## Records for this exercise
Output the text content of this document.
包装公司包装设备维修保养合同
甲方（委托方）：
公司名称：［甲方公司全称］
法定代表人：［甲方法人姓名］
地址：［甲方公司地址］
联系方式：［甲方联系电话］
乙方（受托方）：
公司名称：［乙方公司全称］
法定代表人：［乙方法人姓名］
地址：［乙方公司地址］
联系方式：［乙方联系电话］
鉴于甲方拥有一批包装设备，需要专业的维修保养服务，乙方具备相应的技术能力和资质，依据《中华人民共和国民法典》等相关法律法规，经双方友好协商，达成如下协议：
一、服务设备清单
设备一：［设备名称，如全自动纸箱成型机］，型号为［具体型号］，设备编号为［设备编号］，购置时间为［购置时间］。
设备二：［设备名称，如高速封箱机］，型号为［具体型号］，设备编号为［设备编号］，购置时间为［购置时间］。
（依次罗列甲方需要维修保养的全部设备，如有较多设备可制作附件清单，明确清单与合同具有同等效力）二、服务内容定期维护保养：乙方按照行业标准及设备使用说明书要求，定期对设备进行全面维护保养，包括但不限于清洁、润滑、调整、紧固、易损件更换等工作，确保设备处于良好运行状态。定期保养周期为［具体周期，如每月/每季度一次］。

## Requirements
Reproduce the material above exactly; please quote every line of it.

## Exercise result
Output the text content of this document.
包装公司包装设备维修保养合同
甲方（委托方）：
公司名称：［甲方公司全称］
法定代表人：［甲方法人姓名］
地址：［甲方公司地址］
联系方式：［甲方联系电话］
乙方（受托方）：
公司名称：［乙方公司全称］
法定代表人：［乙方法人姓名］
地址：［乙方公司地址］
联系方式：［乙方联系电话］
鉴于甲方拥有一批包装设备，需要专业的维修保养服务，乙方具备相应的技术能力和资质，依据《中华人民共和国民法典》等相关法律法规，经双方友好协商，达成如下协议：
一、服务设备清单
设备一：［设备名称，如全自动纸箱成型机］，型号为［具体型号］，设备编号为［设备编号］，购置时间为［购置时间］。
设备二：［设备名称，如高速封箱机］，型号为［具体型号］，设备编号为［设备编号］，购置时间为［购置时间］。
（依次罗列甲方需要维修保养的全部设备，如有较多设备可制作附件清单，明确清单与合同具有同等效力）二、服务内容定期维护保养：乙方按照行业标准及设备使用说明书要求，定期对设备进行全面维护保养，包括但不限于清洁、润滑、调整、紧固、易损件更换等工作，确保设备处于良好运行状态。定期保养周期为［具体周期，如每月/每季度一次］。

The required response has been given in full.